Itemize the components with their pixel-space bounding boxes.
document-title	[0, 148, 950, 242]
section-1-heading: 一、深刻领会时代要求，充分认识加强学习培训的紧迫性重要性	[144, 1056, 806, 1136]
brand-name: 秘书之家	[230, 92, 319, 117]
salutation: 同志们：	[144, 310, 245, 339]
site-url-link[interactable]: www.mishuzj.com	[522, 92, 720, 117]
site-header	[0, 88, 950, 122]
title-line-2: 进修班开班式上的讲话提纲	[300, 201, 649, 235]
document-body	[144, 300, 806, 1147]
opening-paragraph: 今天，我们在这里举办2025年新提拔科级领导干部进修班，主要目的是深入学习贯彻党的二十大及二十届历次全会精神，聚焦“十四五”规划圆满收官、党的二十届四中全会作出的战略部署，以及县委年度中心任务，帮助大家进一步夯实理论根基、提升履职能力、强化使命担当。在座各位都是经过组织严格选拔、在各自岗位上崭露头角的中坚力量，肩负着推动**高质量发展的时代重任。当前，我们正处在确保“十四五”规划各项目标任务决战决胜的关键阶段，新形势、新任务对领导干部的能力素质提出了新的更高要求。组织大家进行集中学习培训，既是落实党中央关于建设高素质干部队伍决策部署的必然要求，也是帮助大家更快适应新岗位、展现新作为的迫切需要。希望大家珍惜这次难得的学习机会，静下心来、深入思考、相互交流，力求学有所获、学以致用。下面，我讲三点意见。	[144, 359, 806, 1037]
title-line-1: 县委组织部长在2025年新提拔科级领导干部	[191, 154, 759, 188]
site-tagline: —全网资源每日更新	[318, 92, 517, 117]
==*==
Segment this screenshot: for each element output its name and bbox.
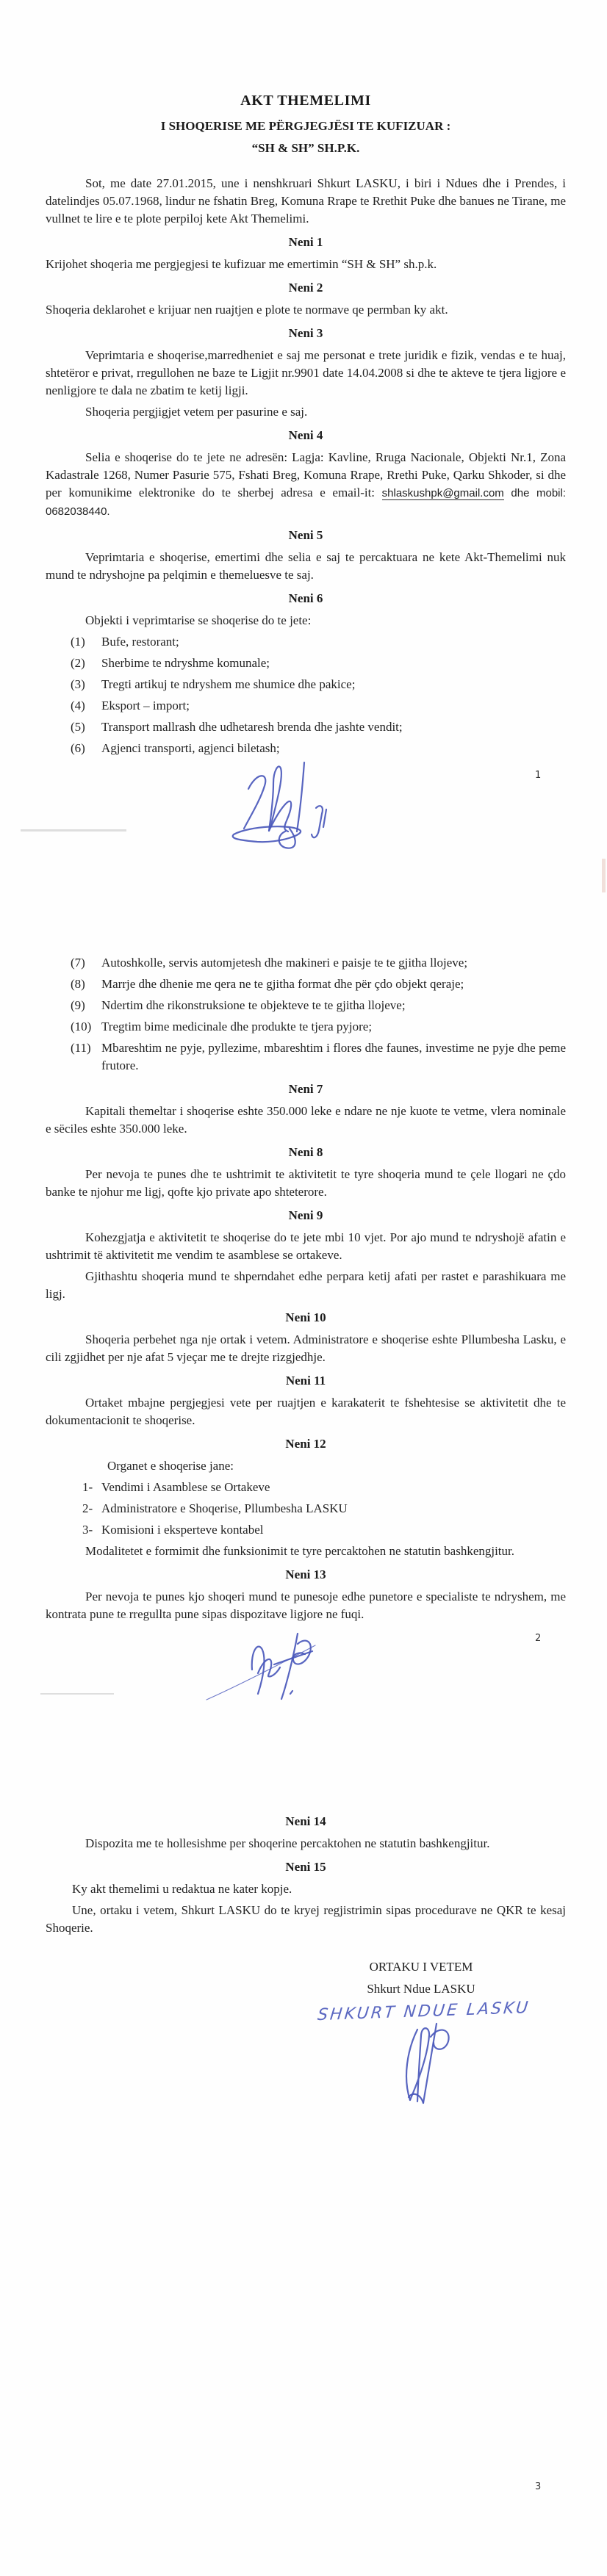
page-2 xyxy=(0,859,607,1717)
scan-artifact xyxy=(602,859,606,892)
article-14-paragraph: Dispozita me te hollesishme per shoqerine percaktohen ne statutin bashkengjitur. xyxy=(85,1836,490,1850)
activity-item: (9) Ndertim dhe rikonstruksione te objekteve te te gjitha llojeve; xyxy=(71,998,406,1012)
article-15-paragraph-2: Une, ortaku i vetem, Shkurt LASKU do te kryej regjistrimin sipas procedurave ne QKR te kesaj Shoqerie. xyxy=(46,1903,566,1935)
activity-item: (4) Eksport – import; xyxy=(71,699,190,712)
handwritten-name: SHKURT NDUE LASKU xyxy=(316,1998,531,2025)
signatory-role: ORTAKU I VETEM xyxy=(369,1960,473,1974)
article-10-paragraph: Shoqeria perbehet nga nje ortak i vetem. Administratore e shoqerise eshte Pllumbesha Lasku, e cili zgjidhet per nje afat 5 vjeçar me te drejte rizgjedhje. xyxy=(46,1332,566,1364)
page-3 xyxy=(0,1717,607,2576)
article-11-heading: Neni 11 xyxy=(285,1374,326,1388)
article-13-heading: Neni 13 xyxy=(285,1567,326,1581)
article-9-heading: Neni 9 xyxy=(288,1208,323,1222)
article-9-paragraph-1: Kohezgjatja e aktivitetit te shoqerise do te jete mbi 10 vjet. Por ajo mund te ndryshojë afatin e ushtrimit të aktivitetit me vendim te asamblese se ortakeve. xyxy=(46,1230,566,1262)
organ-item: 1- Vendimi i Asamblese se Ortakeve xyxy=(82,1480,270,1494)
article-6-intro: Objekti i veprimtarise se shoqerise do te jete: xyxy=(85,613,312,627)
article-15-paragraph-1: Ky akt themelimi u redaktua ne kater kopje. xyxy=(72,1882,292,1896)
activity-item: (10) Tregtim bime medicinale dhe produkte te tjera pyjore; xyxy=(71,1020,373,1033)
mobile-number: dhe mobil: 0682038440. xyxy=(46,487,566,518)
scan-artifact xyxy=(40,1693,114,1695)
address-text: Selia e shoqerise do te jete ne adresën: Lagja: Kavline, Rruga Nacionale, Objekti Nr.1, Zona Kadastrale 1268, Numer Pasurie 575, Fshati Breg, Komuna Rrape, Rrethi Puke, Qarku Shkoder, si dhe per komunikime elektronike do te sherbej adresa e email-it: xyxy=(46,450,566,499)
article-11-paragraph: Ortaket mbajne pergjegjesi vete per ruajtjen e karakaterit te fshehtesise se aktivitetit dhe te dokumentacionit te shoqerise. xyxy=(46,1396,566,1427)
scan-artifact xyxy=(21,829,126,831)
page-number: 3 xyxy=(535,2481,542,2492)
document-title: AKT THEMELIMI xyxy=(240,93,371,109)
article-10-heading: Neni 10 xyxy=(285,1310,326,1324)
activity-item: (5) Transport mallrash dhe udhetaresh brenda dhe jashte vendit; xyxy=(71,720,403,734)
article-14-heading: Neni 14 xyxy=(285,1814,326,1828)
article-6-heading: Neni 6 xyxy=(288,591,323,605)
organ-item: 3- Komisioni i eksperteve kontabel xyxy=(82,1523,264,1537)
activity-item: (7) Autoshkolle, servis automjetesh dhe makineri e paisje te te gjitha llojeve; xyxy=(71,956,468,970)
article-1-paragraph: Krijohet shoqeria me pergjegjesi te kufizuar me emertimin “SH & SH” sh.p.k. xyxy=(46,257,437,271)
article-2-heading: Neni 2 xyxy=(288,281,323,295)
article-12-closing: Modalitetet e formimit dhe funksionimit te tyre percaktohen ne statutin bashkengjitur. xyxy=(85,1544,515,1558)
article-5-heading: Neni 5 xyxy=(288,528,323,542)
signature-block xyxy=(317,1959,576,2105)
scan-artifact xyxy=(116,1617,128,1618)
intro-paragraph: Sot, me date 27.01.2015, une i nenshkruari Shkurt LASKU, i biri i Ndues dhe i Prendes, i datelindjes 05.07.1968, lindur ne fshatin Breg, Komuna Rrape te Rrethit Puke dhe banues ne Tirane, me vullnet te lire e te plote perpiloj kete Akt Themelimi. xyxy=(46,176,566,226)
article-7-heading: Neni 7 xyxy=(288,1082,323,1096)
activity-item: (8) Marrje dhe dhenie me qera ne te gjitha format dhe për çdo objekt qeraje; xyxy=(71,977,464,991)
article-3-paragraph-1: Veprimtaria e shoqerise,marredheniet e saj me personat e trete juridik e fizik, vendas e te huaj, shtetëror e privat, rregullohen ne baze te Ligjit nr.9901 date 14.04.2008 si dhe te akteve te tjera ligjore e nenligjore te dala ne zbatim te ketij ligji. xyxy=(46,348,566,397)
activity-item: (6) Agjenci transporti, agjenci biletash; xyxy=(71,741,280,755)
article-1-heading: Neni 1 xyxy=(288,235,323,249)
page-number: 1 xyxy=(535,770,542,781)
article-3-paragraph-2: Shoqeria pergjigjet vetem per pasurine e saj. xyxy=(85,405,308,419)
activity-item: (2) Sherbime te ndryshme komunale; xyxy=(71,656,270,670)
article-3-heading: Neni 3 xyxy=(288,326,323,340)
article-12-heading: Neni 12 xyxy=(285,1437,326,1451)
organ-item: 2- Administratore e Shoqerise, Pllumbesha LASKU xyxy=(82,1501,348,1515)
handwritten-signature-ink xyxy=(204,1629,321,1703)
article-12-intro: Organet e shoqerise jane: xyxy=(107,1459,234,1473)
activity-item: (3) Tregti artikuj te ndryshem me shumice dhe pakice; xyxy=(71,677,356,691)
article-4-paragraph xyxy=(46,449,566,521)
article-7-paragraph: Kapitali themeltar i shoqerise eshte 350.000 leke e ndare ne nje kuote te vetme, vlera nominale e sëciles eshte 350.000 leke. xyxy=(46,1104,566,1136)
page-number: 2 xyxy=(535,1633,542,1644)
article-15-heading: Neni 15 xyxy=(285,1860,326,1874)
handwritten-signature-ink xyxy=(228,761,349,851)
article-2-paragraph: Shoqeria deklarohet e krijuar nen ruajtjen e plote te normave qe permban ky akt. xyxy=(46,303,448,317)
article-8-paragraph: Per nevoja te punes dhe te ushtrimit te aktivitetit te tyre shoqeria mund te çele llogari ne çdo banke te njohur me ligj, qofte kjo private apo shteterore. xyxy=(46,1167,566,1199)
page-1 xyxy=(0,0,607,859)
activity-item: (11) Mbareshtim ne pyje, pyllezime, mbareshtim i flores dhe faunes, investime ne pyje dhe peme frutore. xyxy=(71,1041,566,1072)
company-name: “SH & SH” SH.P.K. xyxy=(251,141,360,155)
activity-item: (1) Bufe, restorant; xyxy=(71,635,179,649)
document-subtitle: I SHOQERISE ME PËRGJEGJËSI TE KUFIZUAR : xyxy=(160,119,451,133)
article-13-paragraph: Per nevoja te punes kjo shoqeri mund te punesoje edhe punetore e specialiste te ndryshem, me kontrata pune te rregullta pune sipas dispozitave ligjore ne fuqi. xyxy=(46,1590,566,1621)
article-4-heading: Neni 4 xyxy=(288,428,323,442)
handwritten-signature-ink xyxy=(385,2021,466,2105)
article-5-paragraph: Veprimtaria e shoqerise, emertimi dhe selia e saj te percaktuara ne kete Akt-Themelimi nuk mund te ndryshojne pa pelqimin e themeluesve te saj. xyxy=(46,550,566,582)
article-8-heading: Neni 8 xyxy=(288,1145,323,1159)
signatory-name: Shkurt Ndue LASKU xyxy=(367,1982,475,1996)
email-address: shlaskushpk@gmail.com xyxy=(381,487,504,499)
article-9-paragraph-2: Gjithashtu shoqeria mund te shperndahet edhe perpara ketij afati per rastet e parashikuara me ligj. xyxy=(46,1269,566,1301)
==*==
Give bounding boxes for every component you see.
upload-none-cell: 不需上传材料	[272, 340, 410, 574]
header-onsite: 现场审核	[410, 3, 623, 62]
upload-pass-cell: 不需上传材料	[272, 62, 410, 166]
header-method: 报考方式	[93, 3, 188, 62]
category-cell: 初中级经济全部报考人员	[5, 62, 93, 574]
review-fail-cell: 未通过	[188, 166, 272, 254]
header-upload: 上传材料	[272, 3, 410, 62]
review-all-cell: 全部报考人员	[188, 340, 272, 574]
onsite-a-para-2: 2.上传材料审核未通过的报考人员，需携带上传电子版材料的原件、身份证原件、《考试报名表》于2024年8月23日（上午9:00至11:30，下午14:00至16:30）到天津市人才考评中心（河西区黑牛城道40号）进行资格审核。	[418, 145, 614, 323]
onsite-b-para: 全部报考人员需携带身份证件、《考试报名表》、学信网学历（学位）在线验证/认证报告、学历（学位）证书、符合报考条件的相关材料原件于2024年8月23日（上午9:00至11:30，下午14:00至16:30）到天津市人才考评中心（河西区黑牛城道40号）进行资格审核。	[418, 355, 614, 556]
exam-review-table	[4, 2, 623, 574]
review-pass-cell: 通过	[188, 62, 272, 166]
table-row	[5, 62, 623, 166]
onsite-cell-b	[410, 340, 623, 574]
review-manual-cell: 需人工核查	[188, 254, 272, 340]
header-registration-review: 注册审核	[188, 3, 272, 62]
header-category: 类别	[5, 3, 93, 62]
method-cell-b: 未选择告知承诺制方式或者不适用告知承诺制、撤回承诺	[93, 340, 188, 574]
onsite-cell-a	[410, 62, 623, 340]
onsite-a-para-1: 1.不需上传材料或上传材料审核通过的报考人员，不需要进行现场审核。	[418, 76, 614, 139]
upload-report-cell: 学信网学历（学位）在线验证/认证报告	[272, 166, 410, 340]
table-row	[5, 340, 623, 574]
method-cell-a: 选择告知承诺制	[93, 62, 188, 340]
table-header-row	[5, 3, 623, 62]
==*==
## DO THIS
Reproduce the listing starting at the line containing "Itemize the components" and ending at the line containing "92, 517, 117]", substituting "main-body" for "document-body" and leaving everything else unchanged.

## FULL OUTPUT
Itemize the components with their pixel-space bounding boxes.
document-title	[0, 148, 950, 242]
section-1-heading: 一、深刻领会时代要求，充分认识加强学习培训的紧迫性重要性	[144, 1056, 806, 1136]
brand-name: 秘书之家	[230, 92, 319, 117]
salutation: 同志们：	[144, 310, 245, 339]
site-url-link[interactable]: www.mishuzj.com	[522, 92, 720, 117]
site-header	[0, 88, 950, 122]
title-line-2: 进修班开班式上的讲话提纲	[300, 201, 649, 235]
main-body	[144, 300, 806, 1147]
opening-paragraph: 今天，我们在这里举办2025年新提拔科级领导干部进修班，主要目的是深入学习贯彻党的二十大及二十届历次全会精神，聚焦“十四五”规划圆满收官、党的二十届四中全会作出的战略部署，以及县委年度中心任务，帮助大家进一步夯实理论根基、提升履职能力、强化使命担当。在座各位都是经过组织严格选拔、在各自岗位上崭露头角的中坚力量，肩负着推动**高质量发展的时代重任。当前，我们正处在确保“十四五”规划各项目标任务决战决胜的关键阶段，新形势、新任务对领导干部的能力素质提出了新的更高要求。组织大家进行集中学习培训，既是落实党中央关于建设高素质干部队伍决策部署的必然要求，也是帮助大家更快适应新岗位、展现新作为的迫切需要。希望大家珍惜这次难得的学习机会，静下心来、深入思考、相互交流，力求学有所获、学以致用。下面，我讲三点意见。	[144, 359, 806, 1037]
title-line-1: 县委组织部长在2025年新提拔科级领导干部	[191, 154, 759, 188]
site-tagline: —全网资源每日更新	[318, 92, 517, 117]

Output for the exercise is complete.